*What to do:* Write out all of the records precisely. Skip anything that is a picture.
## Begin Exercise inputs
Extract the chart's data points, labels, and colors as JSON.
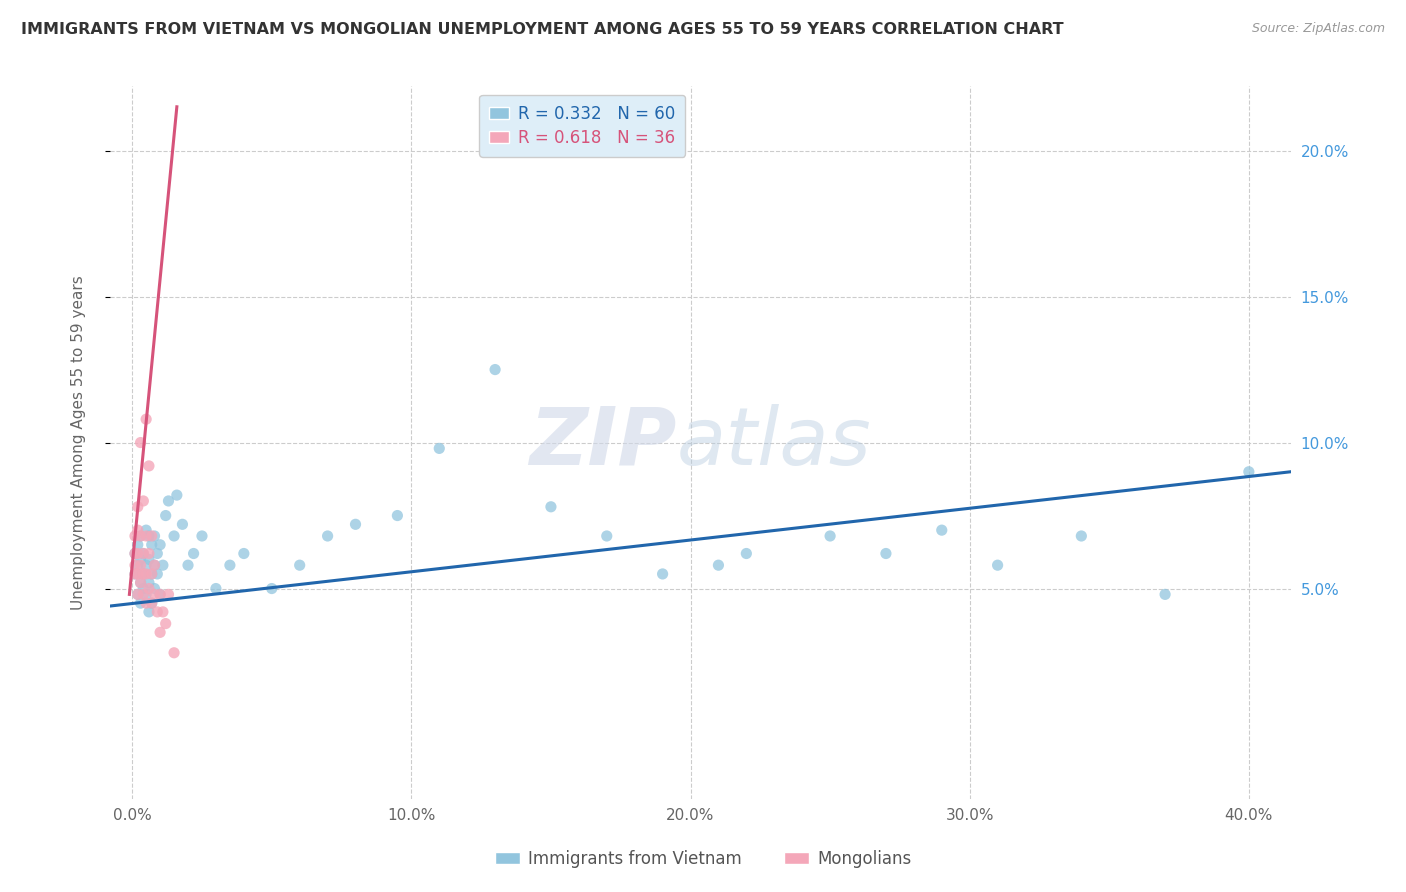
{
  "title": "IMMIGRANTS FROM VIETNAM VS MONGOLIAN UNEMPLOYMENT AMONG AGES 55 TO 59 YEARS CORRELATION CHART",
  "source": "Source: ZipAtlas.com",
  "ylabel": "Unemployment Among Ages 55 to 59 years",
  "xlabel_ticks": [
    "0.0%",
    "10.0%",
    "20.0%",
    "30.0%",
    "40.0%"
  ],
  "xlabel_vals": [
    0.0,
    0.1,
    0.2,
    0.3,
    0.4
  ],
  "ylabel_ticks": [
    "5.0%",
    "10.0%",
    "15.0%",
    "20.0%"
  ],
  "ylabel_vals": [
    0.05,
    0.1,
    0.15,
    0.2
  ],
  "xlim": [
    -0.008,
    0.415
  ],
  "ylim": [
    -0.022,
    0.222
  ],
  "blue_R": 0.332,
  "blue_N": 60,
  "pink_R": 0.618,
  "pink_N": 36,
  "blue_color": "#92c5de",
  "pink_color": "#f4a7b9",
  "blue_line_color": "#2166ac",
  "pink_line_color": "#d6537a",
  "legend_box_color": "#deeef8",
  "watermark_zip": "ZIP",
  "watermark_atlas": "atlas",
  "blue_scatter_x": [
    0.001,
    0.001,
    0.002,
    0.002,
    0.002,
    0.003,
    0.003,
    0.003,
    0.003,
    0.004,
    0.004,
    0.004,
    0.005,
    0.005,
    0.005,
    0.006,
    0.006,
    0.006,
    0.006,
    0.007,
    0.007,
    0.007,
    0.008,
    0.008,
    0.008,
    0.009,
    0.009,
    0.01,
    0.01,
    0.011,
    0.012,
    0.013,
    0.015,
    0.016,
    0.018,
    0.02,
    0.022,
    0.025,
    0.03,
    0.035,
    0.04,
    0.05,
    0.06,
    0.07,
    0.08,
    0.095,
    0.11,
    0.13,
    0.15,
    0.17,
    0.19,
    0.21,
    0.22,
    0.25,
    0.27,
    0.29,
    0.31,
    0.34,
    0.37,
    0.4
  ],
  "blue_scatter_y": [
    0.055,
    0.062,
    0.048,
    0.058,
    0.065,
    0.052,
    0.06,
    0.068,
    0.045,
    0.055,
    0.05,
    0.062,
    0.048,
    0.058,
    0.07,
    0.042,
    0.052,
    0.06,
    0.068,
    0.045,
    0.055,
    0.065,
    0.05,
    0.058,
    0.068,
    0.055,
    0.062,
    0.048,
    0.065,
    0.058,
    0.075,
    0.08,
    0.068,
    0.082,
    0.072,
    0.058,
    0.062,
    0.068,
    0.05,
    0.058,
    0.062,
    0.05,
    0.058,
    0.068,
    0.072,
    0.075,
    0.098,
    0.125,
    0.078,
    0.068,
    0.055,
    0.058,
    0.062,
    0.068,
    0.062,
    0.07,
    0.058,
    0.068,
    0.048,
    0.09
  ],
  "pink_scatter_x": [
    0.001,
    0.001,
    0.001,
    0.001,
    0.002,
    0.002,
    0.002,
    0.002,
    0.002,
    0.003,
    0.003,
    0.003,
    0.003,
    0.004,
    0.004,
    0.004,
    0.004,
    0.005,
    0.005,
    0.005,
    0.005,
    0.006,
    0.006,
    0.006,
    0.007,
    0.007,
    0.007,
    0.008,
    0.008,
    0.009,
    0.01,
    0.01,
    0.011,
    0.012,
    0.013,
    0.015
  ],
  "pink_scatter_y": [
    0.055,
    0.058,
    0.062,
    0.068,
    0.048,
    0.055,
    0.062,
    0.07,
    0.078,
    0.052,
    0.058,
    0.068,
    0.1,
    0.048,
    0.055,
    0.062,
    0.08,
    0.045,
    0.055,
    0.068,
    0.108,
    0.05,
    0.062,
    0.092,
    0.045,
    0.055,
    0.068,
    0.048,
    0.058,
    0.042,
    0.035,
    0.048,
    0.042,
    0.038,
    0.048,
    0.028
  ],
  "blue_line_x": [
    -0.008,
    0.415
  ],
  "blue_line_y_start": 0.044,
  "blue_line_y_end": 0.09,
  "pink_line_x": [
    -0.001,
    0.016
  ],
  "pink_line_y_start": 0.048,
  "pink_line_y_end": 0.215
}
## End Exercise inputs
*Answer in full:*
Extract the chart's data points, labels, and colors as JSON.
{
  "title": "IMMIGRANTS FROM VIETNAM VS MONGOLIAN UNEMPLOYMENT AMONG AGES 55 TO 59 YEARS CORRELATION CHART",
  "source": "Source: ZipAtlas.com",
  "ylabel": "Unemployment Among Ages 55 to 59 years",
  "xlabel_ticks": [
    "0.0%",
    "10.0%",
    "20.0%",
    "30.0%",
    "40.0%"
  ],
  "xlabel_vals": [
    0.0,
    0.1,
    0.2,
    0.3,
    0.4
  ],
  "ylabel_ticks": [
    "5.0%",
    "10.0%",
    "15.0%",
    "20.0%"
  ],
  "ylabel_vals": [
    0.05,
    0.1,
    0.15,
    0.2
  ],
  "xlim": [
    -0.008,
    0.415
  ],
  "ylim": [
    -0.022,
    0.222
  ],
  "blue_R": 0.332,
  "blue_N": 60,
  "pink_R": 0.618,
  "pink_N": 36,
  "blue_color": "#92c5de",
  "pink_color": "#f4a7b9",
  "blue_line_color": "#2166ac",
  "pink_line_color": "#d6537a",
  "legend_box_color": "#deeef8",
  "watermark_zip": "ZIP",
  "watermark_atlas": "atlas",
  "blue_scatter_x": [
    0.001,
    0.001,
    0.002,
    0.002,
    0.002,
    0.003,
    0.003,
    0.003,
    0.003,
    0.004,
    0.004,
    0.004,
    0.005,
    0.005,
    0.005,
    0.006,
    0.006,
    0.006,
    0.006,
    0.007,
    0.007,
    0.007,
    0.008,
    0.008,
    0.008,
    0.009,
    0.009,
    0.01,
    0.01,
    0.011,
    0.012,
    0.013,
    0.015,
    0.016,
    0.018,
    0.02,
    0.022,
    0.025,
    0.03,
    0.035,
    0.04,
    0.05,
    0.06,
    0.07,
    0.08,
    0.095,
    0.11,
    0.13,
    0.15,
    0.17,
    0.19,
    0.21,
    0.22,
    0.25,
    0.27,
    0.29,
    0.31,
    0.34,
    0.37,
    0.4
  ],
  "blue_scatter_y": [
    0.055,
    0.062,
    0.048,
    0.058,
    0.065,
    0.052,
    0.06,
    0.068,
    0.045,
    0.055,
    0.05,
    0.062,
    0.048,
    0.058,
    0.07,
    0.042,
    0.052,
    0.06,
    0.068,
    0.045,
    0.055,
    0.065,
    0.05,
    0.058,
    0.068,
    0.055,
    0.062,
    0.048,
    0.065,
    0.058,
    0.075,
    0.08,
    0.068,
    0.082,
    0.072,
    0.058,
    0.062,
    0.068,
    0.05,
    0.058,
    0.062,
    0.05,
    0.058,
    0.068,
    0.072,
    0.075,
    0.098,
    0.125,
    0.078,
    0.068,
    0.055,
    0.058,
    0.062,
    0.068,
    0.062,
    0.07,
    0.058,
    0.068,
    0.048,
    0.09
  ],
  "pink_scatter_x": [
    0.001,
    0.001,
    0.001,
    0.001,
    0.002,
    0.002,
    0.002,
    0.002,
    0.002,
    0.003,
    0.003,
    0.003,
    0.003,
    0.004,
    0.004,
    0.004,
    0.004,
    0.005,
    0.005,
    0.005,
    0.005,
    0.006,
    0.006,
    0.006,
    0.007,
    0.007,
    0.007,
    0.008,
    0.008,
    0.009,
    0.01,
    0.01,
    0.011,
    0.012,
    0.013,
    0.015
  ],
  "pink_scatter_y": [
    0.055,
    0.058,
    0.062,
    0.068,
    0.048,
    0.055,
    0.062,
    0.07,
    0.078,
    0.052,
    0.058,
    0.068,
    0.1,
    0.048,
    0.055,
    0.062,
    0.08,
    0.045,
    0.055,
    0.068,
    0.108,
    0.05,
    0.062,
    0.092,
    0.045,
    0.055,
    0.068,
    0.048,
    0.058,
    0.042,
    0.035,
    0.048,
    0.042,
    0.038,
    0.048,
    0.028
  ],
  "blue_line_x": [
    -0.008,
    0.415
  ],
  "blue_line_y_start": 0.044,
  "blue_line_y_end": 0.09,
  "pink_line_x": [
    -0.001,
    0.016
  ],
  "pink_line_y_start": 0.048,
  "pink_line_y_end": 0.215
}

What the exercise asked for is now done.